Leaving out every picture, quote the data below exactly as it appears.
╭─ DATA SUPPLIED
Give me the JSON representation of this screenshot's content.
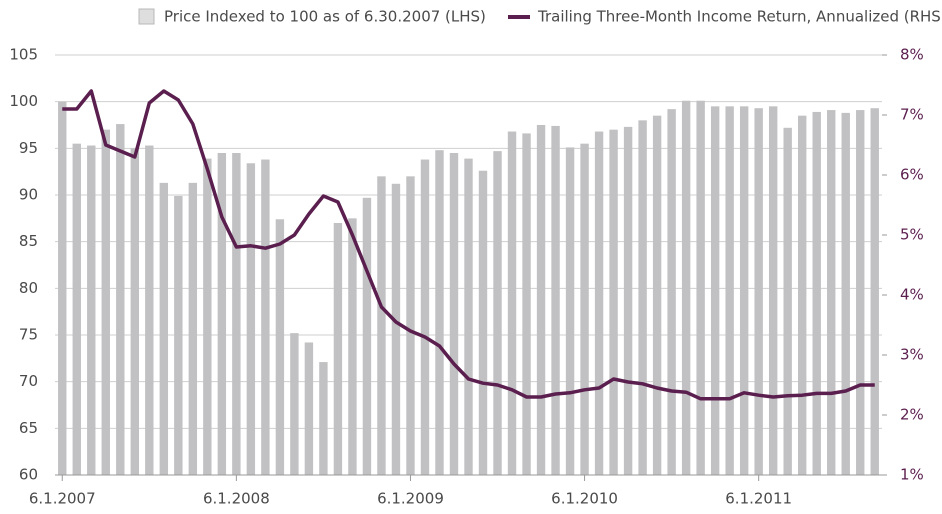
{
  "chart_data": {
    "type": "bar_line",
    "legend": {
      "bar": "Price Indexed to 100 as of 6.30.2007 (LHS)",
      "line": "Trailing Three-Month Income Return, Annualized (RHS)"
    },
    "categories": [
      "6.1.2007",
      null,
      null,
      null,
      null,
      null,
      null,
      null,
      null,
      null,
      null,
      null,
      "6.1.2008",
      null,
      null,
      null,
      null,
      null,
      null,
      null,
      null,
      null,
      null,
      null,
      "6.1.2009",
      null,
      null,
      null,
      null,
      null,
      null,
      null,
      null,
      null,
      null,
      null,
      "6.1.2010",
      null,
      null,
      null,
      null,
      null,
      null,
      null,
      null,
      null,
      null,
      null,
      "6.1.2011",
      null,
      null,
      null,
      null,
      null,
      null,
      null,
      null
    ],
    "series": [
      {
        "name": "Price Indexed to 100 as of 6.30.2007 (LHS)",
        "color": "#c1c1c3",
        "values": [
          100,
          95.5,
          95.3,
          97,
          97.6,
          95,
          95.3,
          91.3,
          89.9,
          91.3,
          93.9,
          94.5,
          94.5,
          93.4,
          93.8,
          87.4,
          75.2,
          74.2,
          72.1,
          87,
          87.5,
          89.7,
          92,
          91.2,
          92,
          93.8,
          94.8,
          94.5,
          93.9,
          92.6,
          94.7,
          96.8,
          96.6,
          97.5,
          97.4,
          95.1,
          95.5,
          96.8,
          97,
          97.3,
          98,
          98.5,
          99.2,
          100.1,
          100.1,
          99.5,
          99.5,
          99.5,
          99.3,
          99.5,
          97.2,
          98.5,
          98.9,
          99.1,
          98.8,
          99.1,
          99.3
        ]
      },
      {
        "name": "Trailing Three-Month Income Return, Annualized (RHS)",
        "color": "#5b1f4f",
        "axis": "y2",
        "values": [
          7.1,
          7.1,
          7.4,
          6.5,
          6.4,
          6.3,
          7.2,
          7.4,
          7.25,
          6.85,
          6.1,
          5.3,
          4.8,
          4.82,
          4.78,
          4.85,
          5.0,
          5.35,
          5.65,
          5.55,
          5.0,
          4.4,
          3.8,
          3.55,
          3.4,
          3.3,
          3.15,
          2.85,
          2.6,
          2.53,
          2.5,
          2.42,
          2.3,
          2.3,
          2.35,
          2.37,
          2.42,
          2.45,
          2.6,
          2.55,
          2.52,
          2.45,
          2.4,
          2.38,
          2.27,
          2.27,
          2.27,
          2.37,
          2.33,
          2.3,
          2.32,
          2.33,
          2.36,
          2.36,
          2.4,
          2.5,
          2.5
        ]
      }
    ],
    "ylim": [
      60,
      105
    ],
    "yticks": [
      60,
      65,
      70,
      75,
      80,
      85,
      90,
      95,
      100,
      105
    ],
    "y2lim": [
      1,
      8
    ],
    "y2ticks": [
      {
        "value": 1,
        "label": "1%"
      },
      {
        "value": 2,
        "label": "2%"
      },
      {
        "value": 3,
        "label": "3%"
      },
      {
        "value": 4,
        "label": "4%"
      },
      {
        "value": 5,
        "label": "5%"
      },
      {
        "value": 6,
        "label": "6%"
      },
      {
        "value": 7,
        "label": "7%"
      },
      {
        "value": 8,
        "label": "8%"
      }
    ],
    "grid": true
  }
}
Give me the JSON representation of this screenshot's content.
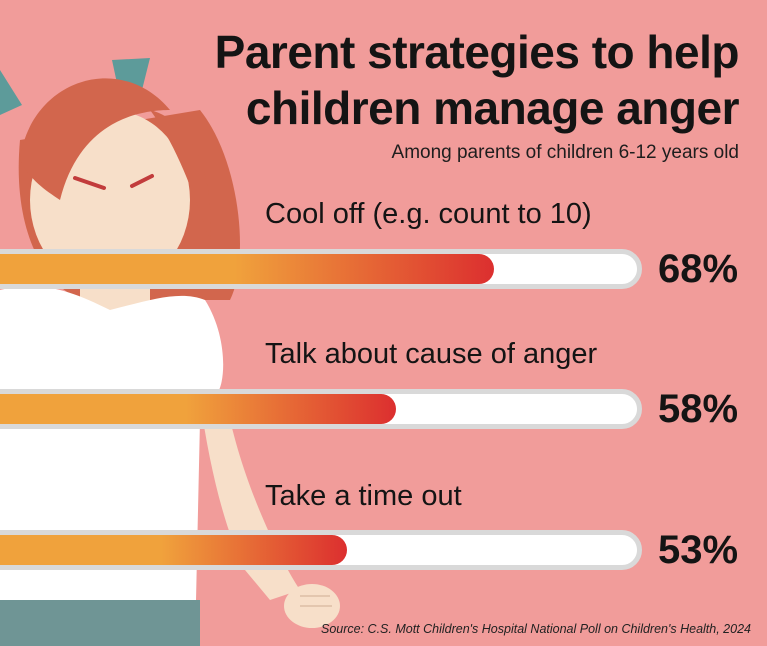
{
  "chart_data": {
    "type": "bar",
    "title": "Parent strategies to help children manage anger",
    "subtitle": "Among parents of children 6-12 years old",
    "categories": [
      "Cool off (e.g. count to 10)",
      "Talk about cause of anger",
      "Take a time out"
    ],
    "values": [
      68,
      58,
      53
    ],
    "value_labels": [
      "68%",
      "58%",
      "53%"
    ],
    "orientation": "horizontal",
    "xlim": [
      0,
      100
    ],
    "source": "Source: C.S. Mott Children's Hospital National Poll on Children's Health, 2024"
  },
  "colors": {
    "background": "#f19c9a",
    "bar_start": "#f0a23c",
    "bar_end": "#dc2f2f",
    "track": "#ffffff",
    "track_border": "#d9d9d9"
  }
}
╰─
» **EXERCISE ANSWER**:
Give me the JSON representation of this screenshot's content.
{
  "chart_data": {
    "type": "bar_line",
    "legend": {
      "bar": "Price Indexed to 100 as of 6.30.2007 (LHS)",
      "line": "Trailing Three-Month Income Return, Annualized (RHS)"
    },
    "categories": [
      "6.1.2007",
      null,
      null,
      null,
      null,
      null,
      null,
      null,
      null,
      null,
      null,
      null,
      "6.1.2008",
      null,
      null,
      null,
      null,
      null,
      null,
      null,
      null,
      null,
      null,
      null,
      "6.1.2009",
      null,
      null,
      null,
      null,
      null,
      null,
      null,
      null,
      null,
      null,
      null,
      "6.1.2010",
      null,
      null,
      null,
      null,
      null,
      null,
      null,
      null,
      null,
      null,
      null,
      "6.1.2011",
      null,
      null,
      null,
      null,
      null,
      null,
      null,
      null
    ],
    "series": [
      {
        "name": "Price Indexed to 100 as of 6.30.2007 (LHS)",
        "color": "#c1c1c3",
        "values": [
          100,
          95.5,
          95.3,
          97,
          97.6,
          95,
          95.3,
          91.3,
          89.9,
          91.3,
          93.9,
          94.5,
          94.5,
          93.4,
          93.8,
          87.4,
          75.2,
          74.2,
          72.1,
          87,
          87.5,
          89.7,
          92,
          91.2,
          92,
          93.8,
          94.8,
          94.5,
          93.9,
          92.6,
          94.7,
          96.8,
          96.6,
          97.5,
          97.4,
          95.1,
          95.5,
          96.8,
          97,
          97.3,
          98,
          98.5,
          99.2,
          100.1,
          100.1,
          99.5,
          99.5,
          99.5,
          99.3,
          99.5,
          97.2,
          98.5,
          98.9,
          99.1,
          98.8,
          99.1,
          99.3
        ]
      },
      {
        "name": "Trailing Three-Month Income Return, Annualized (RHS)",
        "color": "#5b1f4f",
        "axis": "y2",
        "values": [
          7.1,
          7.1,
          7.4,
          6.5,
          6.4,
          6.3,
          7.2,
          7.4,
          7.25,
          6.85,
          6.1,
          5.3,
          4.8,
          4.82,
          4.78,
          4.85,
          5.0,
          5.35,
          5.65,
          5.55,
          5.0,
          4.4,
          3.8,
          3.55,
          3.4,
          3.3,
          3.15,
          2.85,
          2.6,
          2.53,
          2.5,
          2.42,
          2.3,
          2.3,
          2.35,
          2.37,
          2.42,
          2.45,
          2.6,
          2.55,
          2.52,
          2.45,
          2.4,
          2.38,
          2.27,
          2.27,
          2.27,
          2.37,
          2.33,
          2.3,
          2.32,
          2.33,
          2.36,
          2.36,
          2.4,
          2.5,
          2.5
        ]
      }
    ],
    "ylim": [
      60,
      105
    ],
    "yticks": [
      60,
      65,
      70,
      75,
      80,
      85,
      90,
      95,
      100,
      105
    ],
    "y2lim": [
      1,
      8
    ],
    "y2ticks": [
      {
        "value": 1,
        "label": "1%"
      },
      {
        "value": 2,
        "label": "2%"
      },
      {
        "value": 3,
        "label": "3%"
      },
      {
        "value": 4,
        "label": "4%"
      },
      {
        "value": 5,
        "label": "5%"
      },
      {
        "value": 6,
        "label": "6%"
      },
      {
        "value": 7,
        "label": "7%"
      },
      {
        "value": 8,
        "label": "8%"
      }
    ],
    "grid": true
  }
}
Give me the JSON representation of this screenshot's content.
{
  "chart_data": {
    "type": "bar",
    "title": "Parent strategies to help children manage anger",
    "subtitle": "Among parents of children 6-12 years old",
    "categories": [
      "Cool off (e.g. count to 10)",
      "Talk about cause of anger",
      "Take a time out"
    ],
    "values": [
      68,
      58,
      53
    ],
    "value_labels": [
      "68%",
      "58%",
      "53%"
    ],
    "orientation": "horizontal",
    "xlim": [
      0,
      100
    ],
    "source": "Source: C.S. Mott Children's Hospital National Poll on Children's Health, 2024"
  },
  "colors": {
    "background": "#f19c9a",
    "bar_start": "#f0a23c",
    "bar_end": "#dc2f2f",
    "track": "#ffffff",
    "track_border": "#d9d9d9"
  }
}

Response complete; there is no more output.